[BEGIN DATASET RECORDS]

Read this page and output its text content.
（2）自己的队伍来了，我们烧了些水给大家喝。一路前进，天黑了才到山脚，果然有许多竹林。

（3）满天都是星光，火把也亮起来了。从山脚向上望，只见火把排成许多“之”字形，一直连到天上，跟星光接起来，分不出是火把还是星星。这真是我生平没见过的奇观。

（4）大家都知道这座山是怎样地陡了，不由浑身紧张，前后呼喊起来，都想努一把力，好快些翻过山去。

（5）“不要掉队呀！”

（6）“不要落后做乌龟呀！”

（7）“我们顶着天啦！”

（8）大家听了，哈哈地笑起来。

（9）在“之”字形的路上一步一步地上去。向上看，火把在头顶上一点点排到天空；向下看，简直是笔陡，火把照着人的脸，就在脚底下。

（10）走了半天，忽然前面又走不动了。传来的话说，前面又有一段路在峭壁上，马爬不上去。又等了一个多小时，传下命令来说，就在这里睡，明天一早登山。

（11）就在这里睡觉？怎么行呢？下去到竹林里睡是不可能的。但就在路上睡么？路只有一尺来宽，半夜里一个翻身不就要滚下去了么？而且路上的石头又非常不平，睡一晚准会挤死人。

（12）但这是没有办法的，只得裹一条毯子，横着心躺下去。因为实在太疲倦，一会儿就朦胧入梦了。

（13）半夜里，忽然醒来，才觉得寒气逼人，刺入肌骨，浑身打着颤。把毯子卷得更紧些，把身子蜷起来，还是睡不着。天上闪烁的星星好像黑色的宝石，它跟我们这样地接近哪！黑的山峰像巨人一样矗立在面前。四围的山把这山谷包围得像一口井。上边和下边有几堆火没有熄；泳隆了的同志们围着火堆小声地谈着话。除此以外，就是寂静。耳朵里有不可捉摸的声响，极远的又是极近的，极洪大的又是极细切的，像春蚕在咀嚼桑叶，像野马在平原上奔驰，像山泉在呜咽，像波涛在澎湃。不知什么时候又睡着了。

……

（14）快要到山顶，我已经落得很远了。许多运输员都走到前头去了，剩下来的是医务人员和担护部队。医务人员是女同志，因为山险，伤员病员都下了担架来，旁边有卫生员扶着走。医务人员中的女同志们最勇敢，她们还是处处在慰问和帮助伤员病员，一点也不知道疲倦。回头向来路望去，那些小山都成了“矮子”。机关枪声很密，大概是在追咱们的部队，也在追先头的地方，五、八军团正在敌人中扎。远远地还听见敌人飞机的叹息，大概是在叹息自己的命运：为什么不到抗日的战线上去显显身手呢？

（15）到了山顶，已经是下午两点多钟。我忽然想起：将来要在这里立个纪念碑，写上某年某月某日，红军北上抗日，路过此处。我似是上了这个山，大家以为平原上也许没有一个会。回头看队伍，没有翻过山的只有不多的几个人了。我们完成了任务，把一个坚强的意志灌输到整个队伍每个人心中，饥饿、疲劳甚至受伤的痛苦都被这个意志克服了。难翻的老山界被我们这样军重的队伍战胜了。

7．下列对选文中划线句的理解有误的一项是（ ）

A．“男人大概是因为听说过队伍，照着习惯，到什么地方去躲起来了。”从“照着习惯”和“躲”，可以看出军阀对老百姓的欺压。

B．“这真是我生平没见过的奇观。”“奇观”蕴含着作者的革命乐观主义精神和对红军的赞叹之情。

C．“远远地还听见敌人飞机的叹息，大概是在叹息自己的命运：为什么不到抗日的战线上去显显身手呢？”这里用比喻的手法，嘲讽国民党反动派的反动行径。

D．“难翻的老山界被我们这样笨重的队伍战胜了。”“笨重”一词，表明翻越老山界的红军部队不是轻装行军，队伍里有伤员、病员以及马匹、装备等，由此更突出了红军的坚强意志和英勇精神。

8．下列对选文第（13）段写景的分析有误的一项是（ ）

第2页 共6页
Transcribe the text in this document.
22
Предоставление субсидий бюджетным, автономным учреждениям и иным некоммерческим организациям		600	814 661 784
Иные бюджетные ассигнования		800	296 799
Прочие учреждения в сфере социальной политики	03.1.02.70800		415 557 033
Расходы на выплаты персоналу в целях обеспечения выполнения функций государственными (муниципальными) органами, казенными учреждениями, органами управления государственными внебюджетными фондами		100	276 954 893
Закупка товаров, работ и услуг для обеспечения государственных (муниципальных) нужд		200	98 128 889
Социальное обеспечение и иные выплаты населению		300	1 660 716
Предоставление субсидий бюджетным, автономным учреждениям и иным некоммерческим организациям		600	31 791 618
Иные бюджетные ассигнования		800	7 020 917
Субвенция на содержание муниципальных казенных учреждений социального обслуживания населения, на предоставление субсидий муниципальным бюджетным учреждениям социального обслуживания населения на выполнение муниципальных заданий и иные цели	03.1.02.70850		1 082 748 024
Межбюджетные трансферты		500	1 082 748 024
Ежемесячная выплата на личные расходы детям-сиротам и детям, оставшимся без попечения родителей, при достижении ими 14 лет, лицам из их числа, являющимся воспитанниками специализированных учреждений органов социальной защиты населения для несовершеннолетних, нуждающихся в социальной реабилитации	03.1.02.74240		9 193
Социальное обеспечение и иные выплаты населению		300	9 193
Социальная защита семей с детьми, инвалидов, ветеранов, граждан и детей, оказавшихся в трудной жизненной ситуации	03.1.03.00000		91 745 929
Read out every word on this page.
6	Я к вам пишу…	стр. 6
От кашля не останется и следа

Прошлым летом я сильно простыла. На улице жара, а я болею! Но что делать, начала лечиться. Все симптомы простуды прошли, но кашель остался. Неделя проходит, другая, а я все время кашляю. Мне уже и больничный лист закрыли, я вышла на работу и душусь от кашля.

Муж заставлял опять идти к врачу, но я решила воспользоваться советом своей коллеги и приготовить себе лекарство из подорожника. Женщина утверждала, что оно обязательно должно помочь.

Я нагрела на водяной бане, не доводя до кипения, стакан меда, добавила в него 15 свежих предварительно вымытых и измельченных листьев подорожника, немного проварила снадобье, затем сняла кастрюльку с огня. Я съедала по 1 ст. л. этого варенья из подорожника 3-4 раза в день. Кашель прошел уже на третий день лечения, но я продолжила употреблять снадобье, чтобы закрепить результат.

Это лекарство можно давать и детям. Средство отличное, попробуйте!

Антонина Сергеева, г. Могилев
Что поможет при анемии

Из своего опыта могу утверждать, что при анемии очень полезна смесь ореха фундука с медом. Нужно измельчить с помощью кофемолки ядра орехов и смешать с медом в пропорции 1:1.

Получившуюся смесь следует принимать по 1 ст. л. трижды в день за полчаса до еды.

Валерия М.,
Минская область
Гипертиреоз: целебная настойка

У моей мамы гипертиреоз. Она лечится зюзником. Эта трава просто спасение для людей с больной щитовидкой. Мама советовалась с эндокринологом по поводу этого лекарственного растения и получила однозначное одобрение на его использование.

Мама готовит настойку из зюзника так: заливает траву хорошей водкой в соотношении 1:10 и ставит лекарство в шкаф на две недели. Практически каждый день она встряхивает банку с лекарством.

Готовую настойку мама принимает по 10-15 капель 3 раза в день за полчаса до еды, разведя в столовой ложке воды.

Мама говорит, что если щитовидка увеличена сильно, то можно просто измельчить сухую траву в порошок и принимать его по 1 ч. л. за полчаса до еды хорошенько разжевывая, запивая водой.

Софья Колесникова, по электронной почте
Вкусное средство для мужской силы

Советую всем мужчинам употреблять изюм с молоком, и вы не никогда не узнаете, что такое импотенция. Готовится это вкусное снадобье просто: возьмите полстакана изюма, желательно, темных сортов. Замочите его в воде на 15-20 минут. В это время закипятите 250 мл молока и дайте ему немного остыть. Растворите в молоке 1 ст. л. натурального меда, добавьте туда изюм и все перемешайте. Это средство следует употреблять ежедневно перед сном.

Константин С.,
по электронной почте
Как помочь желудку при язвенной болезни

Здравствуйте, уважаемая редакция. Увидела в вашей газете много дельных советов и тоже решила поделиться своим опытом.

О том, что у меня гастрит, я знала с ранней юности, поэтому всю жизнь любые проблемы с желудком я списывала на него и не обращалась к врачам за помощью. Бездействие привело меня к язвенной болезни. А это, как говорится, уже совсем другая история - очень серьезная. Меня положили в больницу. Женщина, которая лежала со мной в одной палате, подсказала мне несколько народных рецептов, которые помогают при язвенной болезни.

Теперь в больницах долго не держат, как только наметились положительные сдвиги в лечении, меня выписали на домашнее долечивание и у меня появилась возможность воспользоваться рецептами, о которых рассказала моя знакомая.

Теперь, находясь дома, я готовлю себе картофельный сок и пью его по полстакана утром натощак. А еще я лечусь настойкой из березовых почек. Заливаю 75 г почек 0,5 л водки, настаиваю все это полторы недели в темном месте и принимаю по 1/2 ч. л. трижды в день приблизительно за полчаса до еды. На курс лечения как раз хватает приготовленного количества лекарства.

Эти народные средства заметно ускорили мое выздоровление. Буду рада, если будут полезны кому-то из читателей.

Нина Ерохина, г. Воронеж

[END DATASET RECORDS]

STATED GOAL ->
Lines that hold the word "траву" are the ones to return, every one of them.

FINAL RESULT ->
Мама готовит настойку из зюзника так: заливает траву хорошей водкой в соотношении 1:10 и ставит лекарство в шкаф на две недели. Практически каждый день она встряхивает банку с лекарством.
Мама говорит, что если щитовидка увеличена сильно, то можно просто измельчить сухую траву в порошок и принимать его по 1 ч. л. за полчаса до еды хорошенько разжевывая, запивая водой.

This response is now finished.